Aim:
Output these lines as a numbered list, leaving out any blank lines.

### Recorded data

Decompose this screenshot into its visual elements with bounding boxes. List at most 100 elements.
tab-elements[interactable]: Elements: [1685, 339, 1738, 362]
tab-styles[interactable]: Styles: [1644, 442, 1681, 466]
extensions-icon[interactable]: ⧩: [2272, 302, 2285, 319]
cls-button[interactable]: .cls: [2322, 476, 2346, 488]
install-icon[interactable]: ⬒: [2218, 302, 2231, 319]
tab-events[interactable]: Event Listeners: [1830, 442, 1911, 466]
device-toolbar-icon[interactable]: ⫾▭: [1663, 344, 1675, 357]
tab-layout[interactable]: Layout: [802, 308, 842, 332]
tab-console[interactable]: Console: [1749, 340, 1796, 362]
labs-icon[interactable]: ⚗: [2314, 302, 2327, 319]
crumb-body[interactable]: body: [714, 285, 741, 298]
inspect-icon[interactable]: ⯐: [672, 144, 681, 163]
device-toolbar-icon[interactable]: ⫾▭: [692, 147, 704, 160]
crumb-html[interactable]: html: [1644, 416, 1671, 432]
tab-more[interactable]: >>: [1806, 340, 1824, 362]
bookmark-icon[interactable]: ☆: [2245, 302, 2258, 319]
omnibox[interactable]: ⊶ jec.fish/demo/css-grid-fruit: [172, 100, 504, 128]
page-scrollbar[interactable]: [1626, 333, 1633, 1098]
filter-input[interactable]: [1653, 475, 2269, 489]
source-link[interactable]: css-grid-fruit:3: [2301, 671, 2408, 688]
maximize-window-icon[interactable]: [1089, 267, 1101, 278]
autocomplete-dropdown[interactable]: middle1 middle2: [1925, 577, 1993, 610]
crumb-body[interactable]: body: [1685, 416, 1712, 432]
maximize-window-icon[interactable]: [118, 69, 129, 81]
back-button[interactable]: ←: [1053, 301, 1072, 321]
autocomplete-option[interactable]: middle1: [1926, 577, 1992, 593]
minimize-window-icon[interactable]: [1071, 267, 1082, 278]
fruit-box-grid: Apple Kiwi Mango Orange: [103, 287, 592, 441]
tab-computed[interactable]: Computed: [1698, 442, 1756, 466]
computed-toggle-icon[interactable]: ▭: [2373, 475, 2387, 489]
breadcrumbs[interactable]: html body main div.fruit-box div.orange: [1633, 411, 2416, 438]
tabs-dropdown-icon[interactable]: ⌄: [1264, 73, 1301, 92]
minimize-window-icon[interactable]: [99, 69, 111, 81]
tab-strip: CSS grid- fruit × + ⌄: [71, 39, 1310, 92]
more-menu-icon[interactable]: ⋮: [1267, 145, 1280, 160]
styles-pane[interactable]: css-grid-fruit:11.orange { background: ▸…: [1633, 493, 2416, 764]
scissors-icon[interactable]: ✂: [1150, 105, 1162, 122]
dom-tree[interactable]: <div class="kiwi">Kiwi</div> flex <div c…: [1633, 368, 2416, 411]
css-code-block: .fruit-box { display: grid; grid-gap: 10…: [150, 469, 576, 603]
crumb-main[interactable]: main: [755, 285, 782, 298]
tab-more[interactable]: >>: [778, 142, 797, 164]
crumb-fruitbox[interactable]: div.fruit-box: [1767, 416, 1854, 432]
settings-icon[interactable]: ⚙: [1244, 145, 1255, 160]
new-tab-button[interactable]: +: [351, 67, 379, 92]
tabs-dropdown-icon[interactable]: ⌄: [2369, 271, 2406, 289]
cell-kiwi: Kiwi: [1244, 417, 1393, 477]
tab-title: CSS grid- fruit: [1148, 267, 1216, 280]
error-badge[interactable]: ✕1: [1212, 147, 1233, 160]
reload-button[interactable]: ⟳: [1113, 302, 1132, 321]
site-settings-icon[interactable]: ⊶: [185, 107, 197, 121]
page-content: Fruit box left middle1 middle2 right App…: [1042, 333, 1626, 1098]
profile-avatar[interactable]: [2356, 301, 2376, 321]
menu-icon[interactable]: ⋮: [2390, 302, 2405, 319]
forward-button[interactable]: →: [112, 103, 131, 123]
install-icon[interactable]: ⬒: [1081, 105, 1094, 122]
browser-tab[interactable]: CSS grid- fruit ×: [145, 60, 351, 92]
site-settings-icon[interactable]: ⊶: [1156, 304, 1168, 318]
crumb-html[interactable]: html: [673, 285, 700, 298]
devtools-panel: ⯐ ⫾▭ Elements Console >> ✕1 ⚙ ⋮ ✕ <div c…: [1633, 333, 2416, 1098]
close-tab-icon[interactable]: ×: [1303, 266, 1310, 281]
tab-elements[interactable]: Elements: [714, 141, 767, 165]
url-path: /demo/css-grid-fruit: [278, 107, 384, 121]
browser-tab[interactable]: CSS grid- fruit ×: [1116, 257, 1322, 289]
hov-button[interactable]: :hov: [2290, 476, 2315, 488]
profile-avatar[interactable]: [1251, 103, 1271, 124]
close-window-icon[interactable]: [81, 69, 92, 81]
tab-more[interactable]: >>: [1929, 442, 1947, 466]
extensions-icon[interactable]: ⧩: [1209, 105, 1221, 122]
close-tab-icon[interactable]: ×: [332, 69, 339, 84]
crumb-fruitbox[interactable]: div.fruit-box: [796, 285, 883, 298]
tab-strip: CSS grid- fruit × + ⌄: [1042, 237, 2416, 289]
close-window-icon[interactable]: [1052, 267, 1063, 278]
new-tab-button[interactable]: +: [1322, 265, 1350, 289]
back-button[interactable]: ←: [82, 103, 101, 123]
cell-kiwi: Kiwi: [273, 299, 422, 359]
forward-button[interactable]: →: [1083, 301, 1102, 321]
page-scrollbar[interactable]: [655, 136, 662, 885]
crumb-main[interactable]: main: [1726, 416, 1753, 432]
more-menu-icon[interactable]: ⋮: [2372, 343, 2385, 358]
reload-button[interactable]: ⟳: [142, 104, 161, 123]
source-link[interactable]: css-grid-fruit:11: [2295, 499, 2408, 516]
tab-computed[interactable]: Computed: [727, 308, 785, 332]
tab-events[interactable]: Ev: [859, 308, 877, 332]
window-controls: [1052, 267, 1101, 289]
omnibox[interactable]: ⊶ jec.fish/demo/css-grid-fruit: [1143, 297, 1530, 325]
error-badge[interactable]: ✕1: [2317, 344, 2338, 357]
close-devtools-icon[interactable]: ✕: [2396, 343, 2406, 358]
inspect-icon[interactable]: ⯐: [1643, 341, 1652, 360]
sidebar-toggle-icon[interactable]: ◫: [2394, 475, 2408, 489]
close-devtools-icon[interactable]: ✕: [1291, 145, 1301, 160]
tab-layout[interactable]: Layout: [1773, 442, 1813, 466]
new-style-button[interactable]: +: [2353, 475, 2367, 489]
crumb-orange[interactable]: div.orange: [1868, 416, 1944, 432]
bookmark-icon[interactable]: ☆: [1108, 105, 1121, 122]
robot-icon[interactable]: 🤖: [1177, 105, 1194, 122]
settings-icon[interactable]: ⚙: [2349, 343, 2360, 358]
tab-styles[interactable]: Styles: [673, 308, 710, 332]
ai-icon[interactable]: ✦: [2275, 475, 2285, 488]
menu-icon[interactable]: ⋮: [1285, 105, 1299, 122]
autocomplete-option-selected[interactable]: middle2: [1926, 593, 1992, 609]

######

Output:
1. Decompose this screenshot into its visual elements with bounding boxes. List at most 100 elements.
2. tab-elements[interactable]: Elements: [1685, 339, 1738, 362]
3. tab-styles[interactable]: Styles: [1644, 442, 1681, 466]
4. extensions-icon[interactable]: ⧩: [2272, 302, 2285, 319]
5. cls-button[interactable]: .cls: [2322, 476, 2346, 488]
6. install-icon[interactable]: ⬒: [2218, 302, 2231, 319]
7. tab-events[interactable]: Event Listeners: [1830, 442, 1911, 466]
8. device-toolbar-icon[interactable]: ⫾▭: [1663, 344, 1675, 357]
9. tab-layout[interactable]: Layout: [802, 308, 842, 332]
10. tab-console[interactable]: Console: [1749, 340, 1796, 362]
11. labs-icon[interactable]: ⚗: [2314, 302, 2327, 319]
12. crumb-body[interactable]: body: [714, 285, 741, 298]
13. inspect-icon[interactable]: ⯐: [672, 144, 681, 163]
14. device-toolbar-icon[interactable]: ⫾▭: [692, 147, 704, 160]
15. crumb-html[interactable]: html: [1644, 416, 1671, 432]
16. tab-more[interactable]: >>: [1806, 340, 1824, 362]
17. bookmark-icon[interactable]: ☆: [2245, 302, 2258, 319]
18. omnibox[interactable]: ⊶ jec.fish/demo/css-grid-fruit: [172, 100, 504, 128]
19. page-scrollbar[interactable]: [1626, 333, 1633, 1098]
20. filter-input[interactable]: [1653, 475, 2269, 489]
21. source-link[interactable]: css-grid-fruit:3: [2301, 671, 2408, 688]
22. maximize-window-icon[interactable]: [1089, 267, 1101, 278]
23. autocomplete-dropdown[interactable]: middle1 middle2: [1925, 577, 1993, 610]
24. crumb-body[interactable]: body: [1685, 416, 1712, 432]
25. maximize-window-icon[interactable]: [118, 69, 129, 81]
26. back-button[interactable]: ←: [1053, 301, 1072, 321]
27. autocomplete-option[interactable]: middle1: [1926, 577, 1992, 593]
28. minimize-window-icon[interactable]: [1071, 267, 1082, 278]
29. fruit-box-grid: Apple Kiwi Mango Orange: [103, 287, 592, 441]
30. tab-computed[interactable]: Computed: [1698, 442, 1756, 466]
31. computed-toggle-icon[interactable]: ▭: [2373, 475, 2387, 489]
32. breadcrumbs[interactable]: html body main div.fruit-box div.orange: [1633, 411, 2416, 438]
33. tabs-dropdown-icon[interactable]: ⌄: [1264, 73, 1301, 92]
34. minimize-window-icon[interactable]: [99, 69, 111, 81]
35. tab-strip: CSS grid- fruit × + ⌄: [71, 39, 1310, 92]
36. more-menu-icon[interactable]: ⋮: [1267, 145, 1280, 160]
37. styles-pane[interactable]: css-grid-fruit:11.orange { background: ▸…: [1633, 493, 2416, 764]
38. scissors-icon[interactable]: ✂: [1150, 105, 1162, 122]
39. dom-tree[interactable]: <div class="kiwi">Kiwi</div> flex <div c…: [1633, 368, 2416, 411]
40. css-code-block: .fruit-box { display: grid; grid-gap: 10…: [150, 469, 576, 603]
41. crumb-main[interactable]: main: [755, 285, 782, 298]
42. tab-more[interactable]: >>: [778, 142, 797, 164]
43. crumb-fruitbox[interactable]: div.fruit-box: [1767, 416, 1854, 432]
44. settings-icon[interactable]: ⚙: [1244, 145, 1255, 160]
45. new-tab-button[interactable]: +: [351, 67, 379, 92]
46. tabs-dropdown-icon[interactable]: ⌄: [2369, 271, 2406, 289]
47. cell-kiwi: Kiwi: [1244, 417, 1393, 477]
48. tab-title: CSS grid- fruit: [1148, 267, 1216, 280]
49. error-badge[interactable]: ✕1: [1212, 147, 1233, 160]
50. reload-button[interactable]: ⟳: [1113, 302, 1132, 321]
51. site-settings-icon[interactable]: ⊶: [185, 107, 197, 121]
52. page-content: Fruit box left middle1 middle2 right App…: [1042, 333, 1626, 1098]
53. profile-avatar[interactable]: [2356, 301, 2376, 321]
54. menu-icon[interactable]: ⋮: [2390, 302, 2405, 319]
55. forward-button[interactable]: →: [112, 103, 131, 123]
56. install-icon[interactable]: ⬒: [1081, 105, 1094, 122]
57. browser-tab[interactable]: CSS grid- fruit ×: [145, 60, 351, 92]
58. site-settings-icon[interactable]: ⊶: [1156, 304, 1168, 318]
59. crumb-html[interactable]: html: [673, 285, 700, 298]
60. devtools-panel: ⯐ ⫾▭ Elements Console >> ✕1 ⚙ ⋮ ✕ <div c…: [1633, 333, 2416, 1098]
61. close-tab-icon[interactable]: ×: [1303, 266, 1310, 281]
62. tab-elements[interactable]: Elements: [714, 141, 767, 165]
63. url-path: /demo/css-grid-fruit: [278, 107, 384, 121]
64. browser-tab[interactable]: CSS grid- fruit ×: [1116, 257, 1322, 289]
65. hov-button[interactable]: :hov: [2290, 476, 2315, 488]
66. profile-avatar[interactable]: [1251, 103, 1271, 124]
67. close-window-icon[interactable]: [81, 69, 92, 81]
68. tab-more[interactable]: >>: [1929, 442, 1947, 466]
69. extensions-icon[interactable]: ⧩: [1209, 105, 1221, 122]
70. close-tab-icon[interactable]: ×: [332, 69, 339, 84]
71. crumb-fruitbox[interactable]: div.fruit-box: [796, 285, 883, 298]
72. tab-strip: CSS grid- fruit × + ⌄: [1042, 237, 2416, 289]
73. close-window-icon[interactable]: [1052, 267, 1063, 278]
74. new-tab-button[interactable]: +: [1322, 265, 1350, 289]
75. back-button[interactable]: ←: [82, 103, 101, 123]
76. cell-kiwi: Kiwi: [273, 299, 422, 359]
77. forward-button[interactable]: →: [1083, 301, 1102, 321]
78. page-scrollbar[interactable]: [655, 136, 662, 885]
79. crumb-main[interactable]: main: [1726, 416, 1753, 432]
80. more-menu-icon[interactable]: ⋮: [2372, 343, 2385, 358]
81. reload-button[interactable]: ⟳: [142, 104, 161, 123]
82. source-link[interactable]: css-grid-fruit:11: [2295, 499, 2408, 516]
83. tab-computed[interactable]: Computed: [727, 308, 785, 332]
84. tab-events[interactable]: Ev: [859, 308, 877, 332]
85. window-controls: [1052, 267, 1101, 289]
86. omnibox[interactable]: ⊶ jec.fish/demo/css-grid-fruit: [1143, 297, 1530, 325]
87. error-badge[interactable]: ✕1: [2317, 344, 2338, 357]
88. close-devtools-icon[interactable]: ✕: [2396, 343, 2406, 358]
89. inspect-icon[interactable]: ⯐: [1643, 341, 1652, 360]
90. sidebar-toggle-icon[interactable]: ◫: [2394, 475, 2408, 489]
91. close-devtools-icon[interactable]: ✕: [1291, 145, 1301, 160]
92. tab-layout[interactable]: Layout: [1773, 442, 1813, 466]
93. new-style-button[interactable]: +: [2353, 475, 2367, 489]
94. crumb-orange[interactable]: div.orange: [1868, 416, 1944, 432]
95. bookmark-icon[interactable]: ☆: [1108, 105, 1121, 122]
96. robot-icon[interactable]: 🤖: [1177, 105, 1194, 122]
97. settings-icon[interactable]: ⚙: [2349, 343, 2360, 358]
98. tab-styles[interactable]: Styles: [673, 308, 710, 332]
99. ai-icon[interactable]: ✦: [2275, 475, 2285, 488]
100. menu-icon[interactable]: ⋮: [1285, 105, 1299, 122]
101. autocomplete-option-selected[interactable]: middle2: [1926, 593, 1992, 609]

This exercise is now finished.